Reproduce the listing word for word, leaving every picture behind.

....

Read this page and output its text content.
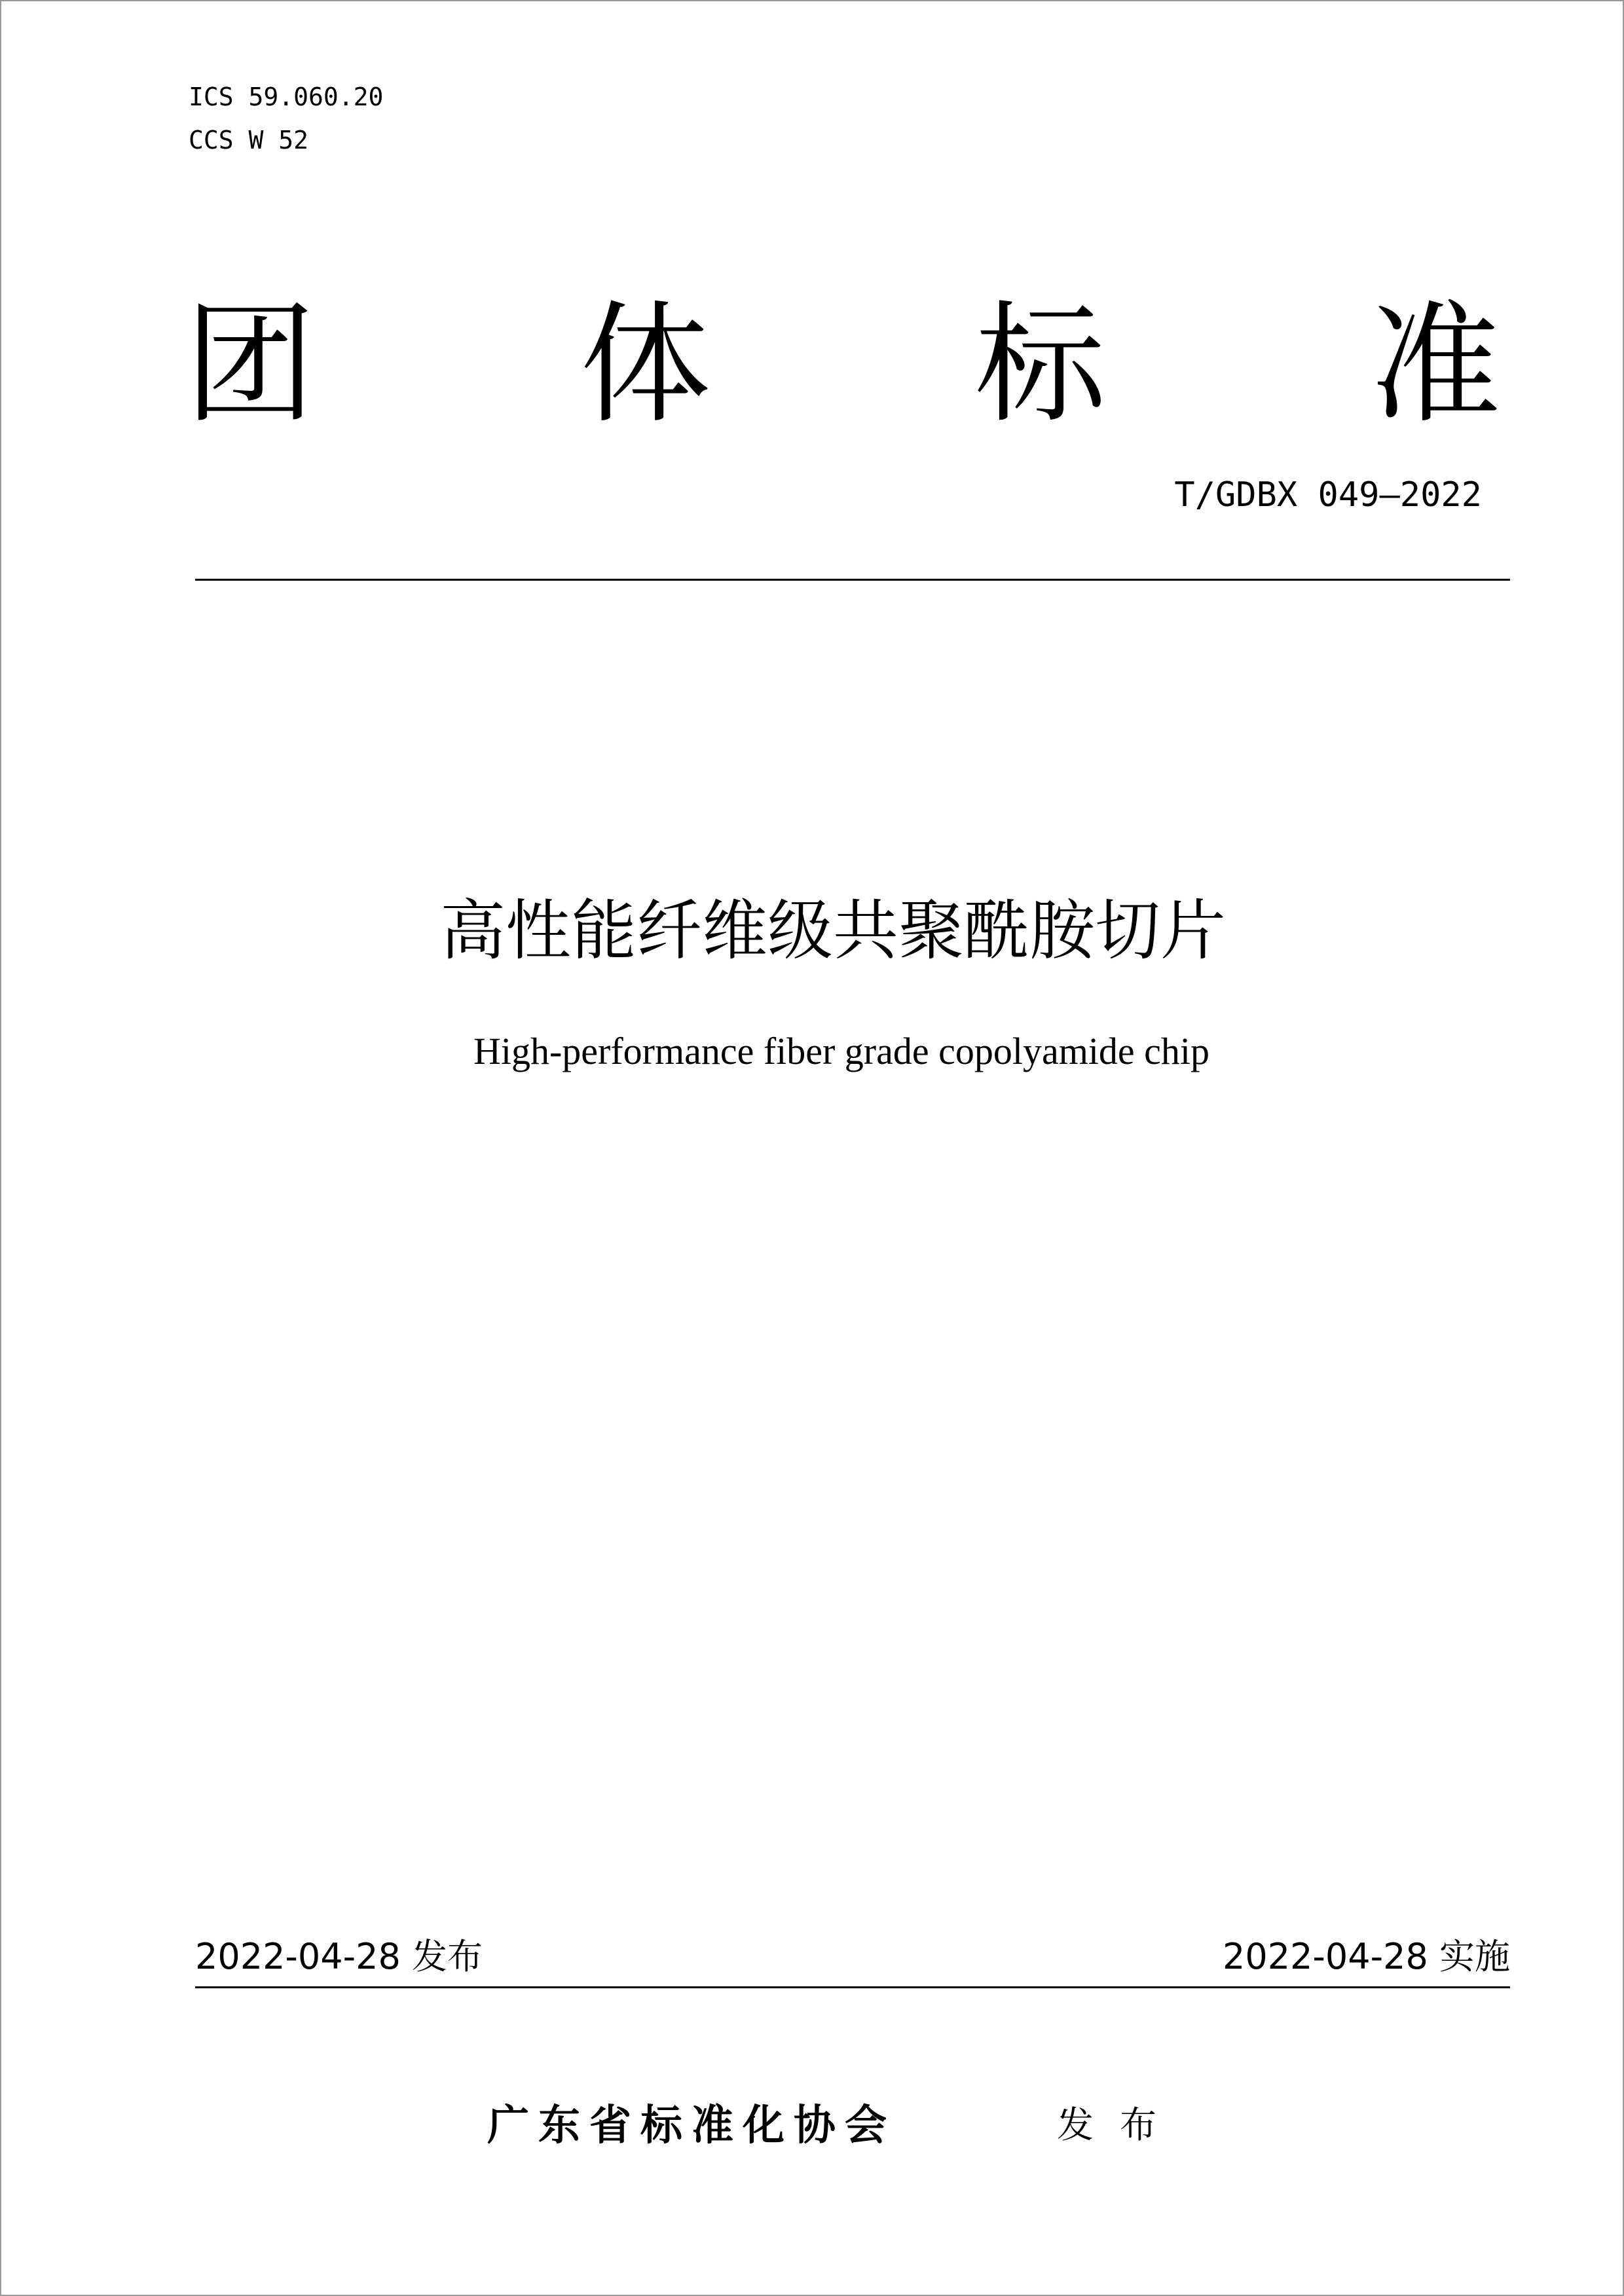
ICS 59.060.20
CCS W 52
团 体 标 准
T/GDBX 049—2022
高性能纤维级共聚酰胺切片
High-performance fiber grade copolyamide chip
2022-04-28 发布	2022-04-28 实施
广东省标准化协会	发布
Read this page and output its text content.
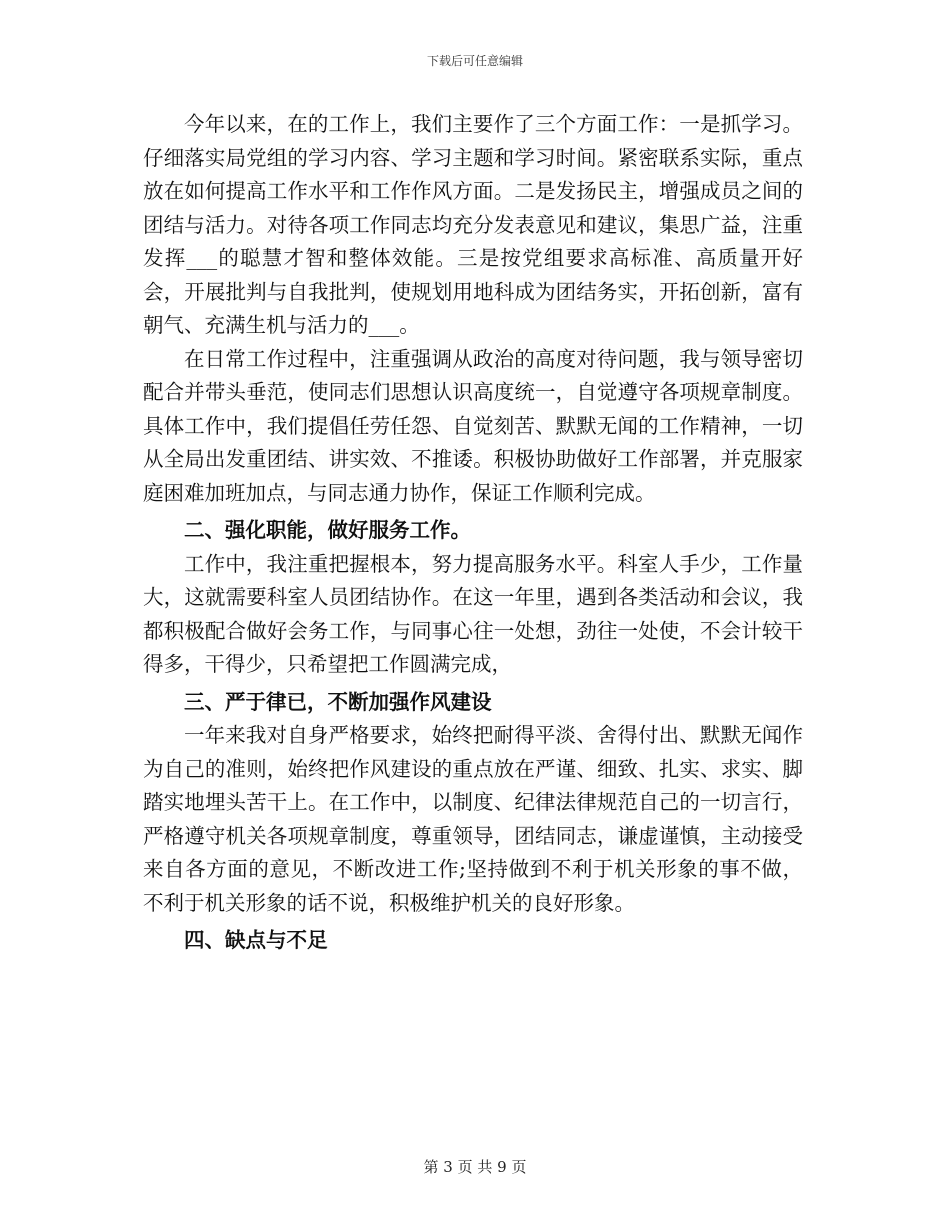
下载后可任意编辑

今年以来，在的工作上，我们主要作了三个方面工作：一是抓学习。仔细落实局党组的学习内容、学习主题和学习时间。紧密联系实际，重点放在如何提高工作水平和工作作风方面。二是发扬民主，增强成员之间的团结与活力。对待各项工作同志均充分发表意见和建议，集思广益，注重发挥___的聪慧才智和整体效能。三是按党组要求高标准、高质量开好会，开展批判与自我批判，使规划用地科成为团结务实，开拓创新，富有朝气、充满生机与活力的___。

在日常工作过程中，注重强调从政治的高度对待问题，我与领导密切配合并带头垂范，使同志们思想认识高度统一，自觉遵守各项规章制度。具体工作中，我们提倡任劳任怨、自觉刻苦、默默无闻的工作精神，一切从全局出发重团结、讲实效、不推诿。积极协助做好工作部署，并克服家庭困难加班加点，与同志通力协作，保证工作顺利完成。

二、强化职能，做好服务工作。

工作中，我注重把握根本，努力提高服务水平。科室人手少，工作量大，这就需要科室人员团结协作。在这一年里，遇到各类活动和会议，我都积极配合做好会务工作，与同事心往一处想，劲往一处使，不会计较干得多，干得少，只希望把工作圆满完成，

三、严于律已，不断加强作风建设

一年来我对自身严格要求，始终把耐得平淡、舍得付出、默默无闻作为自己的准则，始终把作风建设的重点放在严谨、细致、扎实、求实、脚踏实地埋头苦干上。在工作中，以制度、纪律法律规范自己的一切言行，严格遵守机关各项规章制度，尊重领导，团结同志，谦虚谨慎，主动接受来自各方面的意见，不断改进工作;坚持做到不利于机关形象的事不做，不利于机关形象的话不说，积极维护机关的良好形象。

四、缺点与不足

第 3 页 共 9 页
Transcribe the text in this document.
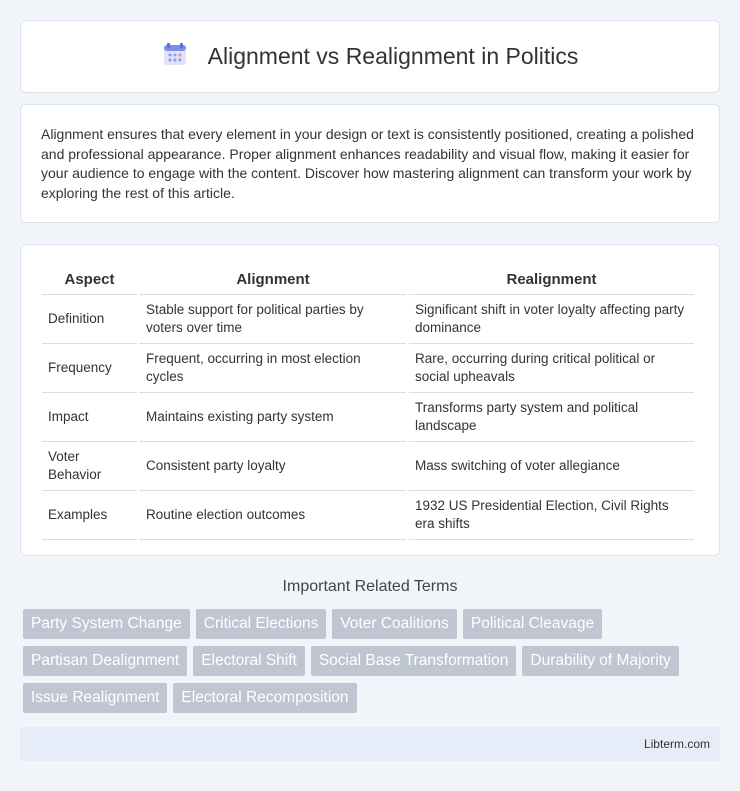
Alignment vs Realignment in Politics

Alignment ensures that every element in your design or text is consistently positioned, creating a polished and professional appearance. Proper alignment enhances readability and visual flow, making it easier for your audience to engage with the content. Discover how mastering alignment can transform your work by exploring the rest of this article.

Aspect	Alignment	Realignment
Definition	Stable support for political parties by voters over time	Significant shift in voter loyalty affecting party dominance
Frequency	Frequent, occurring in most election cycles	Rare, occurring during critical political or social upheavals
Impact	Maintains existing party system	Transforms party system and political landscape
Voter Behavior	Consistent party loyalty	Mass switching of voter allegiance
Examples	Routine election outcomes	1932 US Presidential Election, Civil Rights era shifts
Important Related Terms
Party System Change	Critical Elections	Voter Coalitions	Political Cleavage
Partisan Dealignment	Electoral Shift	Social Base Transformation	Durability of Majority
Issue Realignment	Electoral Recomposition
Libterm.com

....

Correct response:
Read this page and output its text content.
ICS 59.060.20
CCS W 52
团 体 标 准
T/GDBX 049—2022
高性能纤维级共聚酰胺切片
High-performance fiber grade copolyamide chip
2022-04-28 发布	2022-04-28 实施
广东省标准化协会	发布
Read this page and output its text content.
下载后可任意编辑

今年以来，在的工作上，我们主要作了三个方面工作：一是抓学习。仔细落实局党组的学习内容、学习主题和学习时间。紧密联系实际，重点放在如何提高工作水平和工作作风方面。二是发扬民主，增强成员之间的团结与活力。对待各项工作同志均充分发表意见和建议，集思广益，注重发挥___的聪慧才智和整体效能。三是按党组要求高标准、高质量开好会，开展批判与自我批判，使规划用地科成为团结务实，开拓创新，富有朝气、充满生机与活力的___。

在日常工作过程中，注重强调从政治的高度对待问题，我与领导密切配合并带头垂范，使同志们思想认识高度统一，自觉遵守各项规章制度。具体工作中，我们提倡任劳任怨、自觉刻苦、默默无闻的工作精神，一切从全局出发重团结、讲实效、不推诿。积极协助做好工作部署，并克服家庭困难加班加点，与同志通力协作，保证工作顺利完成。

二、强化职能，做好服务工作。

工作中，我注重把握根本，努力提高服务水平。科室人手少，工作量大，这就需要科室人员团结协作。在这一年里，遇到各类活动和会议，我都积极配合做好会务工作，与同事心往一处想，劲往一处使，不会计较干得多，干得少，只希望把工作圆满完成，

三、严于律已，不断加强作风建设

一年来我对自身严格要求，始终把耐得平淡、舍得付出、默默无闻作为自己的准则，始终把作风建设的重点放在严谨、细致、扎实、求实、脚踏实地埋头苦干上。在工作中，以制度、纪律法律规范自己的一切言行，严格遵守机关各项规章制度，尊重领导，团结同志，谦虚谨慎，主动接受来自各方面的意见，不断改进工作;坚持做到不利于机关形象的事不做，不利于机关形象的话不说，积极维护机关的良好形象。

四、缺点与不足

第 3 页 共 9 页
Transcribe the text in this document.
Alignment vs Realignment in Politics

Alignment ensures that every element in your design or text is consistently positioned, creating a polished and professional appearance. Proper alignment enhances readability and visual flow, making it easier for your audience to engage with the content. Discover how mastering alignment can transform your work by exploring the rest of this article.

Aspect	Alignment	Realignment
Definition	Stable support for political parties by voters over time	Significant shift in voter loyalty affecting party dominance
Frequency	Frequent, occurring in most election cycles	Rare, occurring during critical political or social upheavals
Impact	Maintains existing party system	Transforms party system and political landscape
Voter Behavior	Consistent party loyalty	Mass switching of voter allegiance
Examples	Routine election outcomes	1932 US Presidential Election, Civil Rights era shifts
Important Related Terms
Party System Change	Critical Elections	Voter Coalitions	Political Cleavage
Partisan Dealignment	Electoral Shift	Social Base Transformation	Durability of Majority
Issue Realignment	Electoral Recomposition
Libterm.com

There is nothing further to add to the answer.